++++ SUPPLIED INFORMATION

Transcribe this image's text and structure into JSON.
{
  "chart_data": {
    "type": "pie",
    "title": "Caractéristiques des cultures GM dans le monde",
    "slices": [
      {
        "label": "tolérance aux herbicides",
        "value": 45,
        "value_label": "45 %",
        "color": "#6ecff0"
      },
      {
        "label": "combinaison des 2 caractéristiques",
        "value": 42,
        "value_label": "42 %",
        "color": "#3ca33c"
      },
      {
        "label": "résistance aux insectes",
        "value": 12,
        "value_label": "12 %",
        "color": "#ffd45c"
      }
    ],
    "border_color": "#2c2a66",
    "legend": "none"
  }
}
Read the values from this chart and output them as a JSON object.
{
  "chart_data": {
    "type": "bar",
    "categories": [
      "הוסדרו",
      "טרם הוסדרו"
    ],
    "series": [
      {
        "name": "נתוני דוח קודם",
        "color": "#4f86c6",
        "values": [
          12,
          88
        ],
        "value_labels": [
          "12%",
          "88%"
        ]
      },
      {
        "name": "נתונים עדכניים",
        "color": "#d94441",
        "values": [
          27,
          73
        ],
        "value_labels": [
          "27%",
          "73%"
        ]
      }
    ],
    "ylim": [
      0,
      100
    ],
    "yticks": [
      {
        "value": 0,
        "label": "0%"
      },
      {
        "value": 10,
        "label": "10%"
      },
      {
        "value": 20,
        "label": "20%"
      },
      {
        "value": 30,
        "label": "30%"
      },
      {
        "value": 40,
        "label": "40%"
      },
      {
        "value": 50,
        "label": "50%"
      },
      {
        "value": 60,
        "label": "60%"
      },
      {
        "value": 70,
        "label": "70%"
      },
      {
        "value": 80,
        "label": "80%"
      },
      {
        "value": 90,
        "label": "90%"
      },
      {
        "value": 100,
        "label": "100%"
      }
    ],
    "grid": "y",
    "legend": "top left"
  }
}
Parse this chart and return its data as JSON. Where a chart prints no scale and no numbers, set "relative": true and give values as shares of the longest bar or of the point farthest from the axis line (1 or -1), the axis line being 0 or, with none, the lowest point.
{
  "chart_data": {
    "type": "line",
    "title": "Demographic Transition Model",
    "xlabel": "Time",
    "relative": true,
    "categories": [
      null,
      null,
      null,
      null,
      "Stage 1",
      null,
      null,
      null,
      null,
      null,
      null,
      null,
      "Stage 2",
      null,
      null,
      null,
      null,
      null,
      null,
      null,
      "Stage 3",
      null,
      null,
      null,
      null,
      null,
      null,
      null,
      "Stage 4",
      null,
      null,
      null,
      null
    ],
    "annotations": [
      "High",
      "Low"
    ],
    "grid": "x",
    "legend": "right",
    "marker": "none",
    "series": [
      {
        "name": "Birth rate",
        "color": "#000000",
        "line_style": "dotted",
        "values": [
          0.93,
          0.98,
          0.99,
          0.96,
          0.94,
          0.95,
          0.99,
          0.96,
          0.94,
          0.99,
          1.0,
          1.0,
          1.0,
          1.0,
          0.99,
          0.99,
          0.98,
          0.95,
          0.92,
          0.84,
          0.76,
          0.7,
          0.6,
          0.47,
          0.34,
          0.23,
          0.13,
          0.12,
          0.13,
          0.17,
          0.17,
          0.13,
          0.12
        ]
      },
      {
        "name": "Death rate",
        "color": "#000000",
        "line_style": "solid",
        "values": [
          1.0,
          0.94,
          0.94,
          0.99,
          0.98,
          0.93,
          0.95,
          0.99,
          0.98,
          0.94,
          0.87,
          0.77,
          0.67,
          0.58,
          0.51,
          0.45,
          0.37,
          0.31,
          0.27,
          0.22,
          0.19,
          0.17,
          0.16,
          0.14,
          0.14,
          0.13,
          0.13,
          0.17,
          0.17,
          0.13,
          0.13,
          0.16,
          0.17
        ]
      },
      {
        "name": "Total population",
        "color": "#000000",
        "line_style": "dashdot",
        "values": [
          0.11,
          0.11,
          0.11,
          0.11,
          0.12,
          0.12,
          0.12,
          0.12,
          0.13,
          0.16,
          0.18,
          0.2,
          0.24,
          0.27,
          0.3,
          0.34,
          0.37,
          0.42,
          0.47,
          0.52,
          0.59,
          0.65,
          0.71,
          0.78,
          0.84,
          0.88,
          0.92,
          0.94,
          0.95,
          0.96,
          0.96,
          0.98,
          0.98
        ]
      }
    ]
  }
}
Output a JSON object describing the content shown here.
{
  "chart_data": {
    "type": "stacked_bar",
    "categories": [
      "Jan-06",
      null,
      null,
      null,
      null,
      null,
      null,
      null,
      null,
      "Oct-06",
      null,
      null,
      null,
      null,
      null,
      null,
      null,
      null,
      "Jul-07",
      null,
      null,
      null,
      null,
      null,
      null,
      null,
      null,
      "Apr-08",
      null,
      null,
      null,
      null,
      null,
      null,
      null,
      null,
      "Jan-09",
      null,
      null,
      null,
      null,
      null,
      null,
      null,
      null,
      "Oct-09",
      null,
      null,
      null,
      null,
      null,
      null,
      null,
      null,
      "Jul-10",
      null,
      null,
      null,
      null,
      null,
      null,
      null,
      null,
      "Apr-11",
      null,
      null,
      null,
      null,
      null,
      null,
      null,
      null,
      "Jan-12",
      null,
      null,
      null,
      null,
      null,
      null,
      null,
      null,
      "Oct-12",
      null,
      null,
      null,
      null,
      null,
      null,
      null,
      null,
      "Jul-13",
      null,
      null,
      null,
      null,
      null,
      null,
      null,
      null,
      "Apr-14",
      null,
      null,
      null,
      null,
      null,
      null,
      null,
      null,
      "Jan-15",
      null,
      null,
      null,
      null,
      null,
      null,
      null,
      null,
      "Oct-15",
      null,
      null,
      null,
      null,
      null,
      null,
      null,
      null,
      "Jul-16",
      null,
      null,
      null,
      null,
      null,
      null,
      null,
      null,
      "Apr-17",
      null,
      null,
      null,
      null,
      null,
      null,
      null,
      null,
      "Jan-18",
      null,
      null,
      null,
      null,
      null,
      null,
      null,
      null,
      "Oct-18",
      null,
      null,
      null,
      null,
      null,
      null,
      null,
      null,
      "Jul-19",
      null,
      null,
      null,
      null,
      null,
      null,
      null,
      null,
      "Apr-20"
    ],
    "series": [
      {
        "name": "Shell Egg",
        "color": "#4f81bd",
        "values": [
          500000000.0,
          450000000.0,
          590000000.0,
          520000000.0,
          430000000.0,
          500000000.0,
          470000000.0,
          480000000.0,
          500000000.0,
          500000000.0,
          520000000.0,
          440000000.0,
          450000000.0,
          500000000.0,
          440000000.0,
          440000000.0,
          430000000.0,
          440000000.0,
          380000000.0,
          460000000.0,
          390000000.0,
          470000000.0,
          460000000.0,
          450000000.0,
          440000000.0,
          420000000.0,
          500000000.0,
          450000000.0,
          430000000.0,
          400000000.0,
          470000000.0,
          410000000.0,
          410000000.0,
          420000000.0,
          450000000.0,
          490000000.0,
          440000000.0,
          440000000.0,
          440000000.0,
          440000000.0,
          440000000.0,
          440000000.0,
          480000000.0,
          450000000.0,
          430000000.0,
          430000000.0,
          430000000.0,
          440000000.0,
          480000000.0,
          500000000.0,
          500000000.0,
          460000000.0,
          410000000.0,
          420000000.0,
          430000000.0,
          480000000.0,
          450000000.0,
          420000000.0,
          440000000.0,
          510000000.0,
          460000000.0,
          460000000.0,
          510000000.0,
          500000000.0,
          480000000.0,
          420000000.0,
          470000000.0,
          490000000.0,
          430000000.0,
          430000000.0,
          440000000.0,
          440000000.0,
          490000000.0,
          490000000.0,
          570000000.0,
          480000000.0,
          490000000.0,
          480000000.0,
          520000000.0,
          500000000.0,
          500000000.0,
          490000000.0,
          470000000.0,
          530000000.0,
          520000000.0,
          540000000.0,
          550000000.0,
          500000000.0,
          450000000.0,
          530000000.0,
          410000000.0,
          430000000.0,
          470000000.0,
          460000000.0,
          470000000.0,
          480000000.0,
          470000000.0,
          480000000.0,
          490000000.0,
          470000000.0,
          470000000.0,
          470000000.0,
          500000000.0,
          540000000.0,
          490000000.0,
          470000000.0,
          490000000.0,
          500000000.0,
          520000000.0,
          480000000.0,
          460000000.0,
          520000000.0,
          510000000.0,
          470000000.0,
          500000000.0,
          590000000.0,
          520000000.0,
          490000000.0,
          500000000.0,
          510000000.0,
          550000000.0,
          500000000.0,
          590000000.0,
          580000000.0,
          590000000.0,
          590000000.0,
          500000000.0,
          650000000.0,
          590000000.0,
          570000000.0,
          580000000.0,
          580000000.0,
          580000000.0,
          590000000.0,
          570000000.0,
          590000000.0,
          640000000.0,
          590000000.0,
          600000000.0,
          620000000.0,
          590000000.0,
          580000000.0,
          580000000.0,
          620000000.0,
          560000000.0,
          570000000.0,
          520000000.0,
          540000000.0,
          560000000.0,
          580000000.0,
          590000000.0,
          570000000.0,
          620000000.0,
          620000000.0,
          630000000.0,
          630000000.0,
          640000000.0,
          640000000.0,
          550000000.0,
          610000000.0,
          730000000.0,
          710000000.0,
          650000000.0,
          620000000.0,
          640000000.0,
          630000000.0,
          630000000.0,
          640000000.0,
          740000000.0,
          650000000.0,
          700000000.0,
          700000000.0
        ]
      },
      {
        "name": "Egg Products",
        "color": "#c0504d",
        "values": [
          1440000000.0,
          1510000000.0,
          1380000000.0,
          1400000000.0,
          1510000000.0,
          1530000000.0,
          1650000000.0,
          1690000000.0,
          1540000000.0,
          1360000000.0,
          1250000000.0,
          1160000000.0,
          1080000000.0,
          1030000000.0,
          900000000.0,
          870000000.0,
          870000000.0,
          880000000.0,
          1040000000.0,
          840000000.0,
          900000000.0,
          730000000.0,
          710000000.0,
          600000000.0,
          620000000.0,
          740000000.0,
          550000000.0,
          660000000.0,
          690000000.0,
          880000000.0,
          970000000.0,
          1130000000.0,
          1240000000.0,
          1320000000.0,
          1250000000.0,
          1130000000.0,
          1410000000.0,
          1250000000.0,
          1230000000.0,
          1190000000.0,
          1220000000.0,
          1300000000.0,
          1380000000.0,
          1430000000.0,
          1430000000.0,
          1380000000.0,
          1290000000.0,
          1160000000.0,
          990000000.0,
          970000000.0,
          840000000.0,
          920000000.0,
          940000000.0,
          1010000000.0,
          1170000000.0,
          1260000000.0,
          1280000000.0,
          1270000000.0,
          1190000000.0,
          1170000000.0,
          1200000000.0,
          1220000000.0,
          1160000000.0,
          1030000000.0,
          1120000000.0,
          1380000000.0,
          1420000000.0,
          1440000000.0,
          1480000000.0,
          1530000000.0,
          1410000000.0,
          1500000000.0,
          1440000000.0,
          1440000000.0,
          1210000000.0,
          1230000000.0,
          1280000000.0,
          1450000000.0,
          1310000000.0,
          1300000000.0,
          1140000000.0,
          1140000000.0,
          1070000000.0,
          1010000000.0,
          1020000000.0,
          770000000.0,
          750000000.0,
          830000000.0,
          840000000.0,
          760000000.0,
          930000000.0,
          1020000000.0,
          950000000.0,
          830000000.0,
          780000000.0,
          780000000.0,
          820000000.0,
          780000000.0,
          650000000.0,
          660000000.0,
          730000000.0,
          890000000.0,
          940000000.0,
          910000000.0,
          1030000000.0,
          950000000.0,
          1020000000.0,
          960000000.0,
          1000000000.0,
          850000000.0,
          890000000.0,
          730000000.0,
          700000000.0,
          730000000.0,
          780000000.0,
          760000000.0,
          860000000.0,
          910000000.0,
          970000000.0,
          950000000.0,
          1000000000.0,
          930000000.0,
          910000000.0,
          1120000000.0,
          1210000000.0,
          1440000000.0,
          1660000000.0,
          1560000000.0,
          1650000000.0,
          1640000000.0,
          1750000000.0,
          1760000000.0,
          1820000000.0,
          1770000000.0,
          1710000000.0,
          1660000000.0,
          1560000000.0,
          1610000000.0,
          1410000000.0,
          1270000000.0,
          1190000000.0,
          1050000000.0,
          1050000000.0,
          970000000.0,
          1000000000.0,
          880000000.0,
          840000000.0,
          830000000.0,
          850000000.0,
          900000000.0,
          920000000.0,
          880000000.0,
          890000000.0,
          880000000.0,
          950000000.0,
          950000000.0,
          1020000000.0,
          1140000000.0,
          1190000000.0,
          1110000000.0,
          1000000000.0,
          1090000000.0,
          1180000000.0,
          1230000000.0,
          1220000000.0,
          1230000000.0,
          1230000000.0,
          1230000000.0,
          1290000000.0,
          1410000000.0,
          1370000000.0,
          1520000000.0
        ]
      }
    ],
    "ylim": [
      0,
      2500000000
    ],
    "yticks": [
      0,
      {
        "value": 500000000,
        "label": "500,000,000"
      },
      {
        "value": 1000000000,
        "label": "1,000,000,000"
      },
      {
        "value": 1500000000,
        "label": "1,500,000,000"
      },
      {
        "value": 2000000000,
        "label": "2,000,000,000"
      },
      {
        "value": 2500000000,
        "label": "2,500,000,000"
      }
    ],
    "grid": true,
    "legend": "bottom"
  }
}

++++++++

DO THIS — Identify every line above with the string "true" in it. Copy those lines.

SOLUTION FOR THIS TASK —
Parse this chart and return its data as JSON. Where a chart prints no scale and no numbers, set "relative": true and give values as shares of the longest bar or of the point farthest from the axis line (1 or -1), the axis line being 0 or, with none, the lowest point.
    "relative": true,
    "grid": true,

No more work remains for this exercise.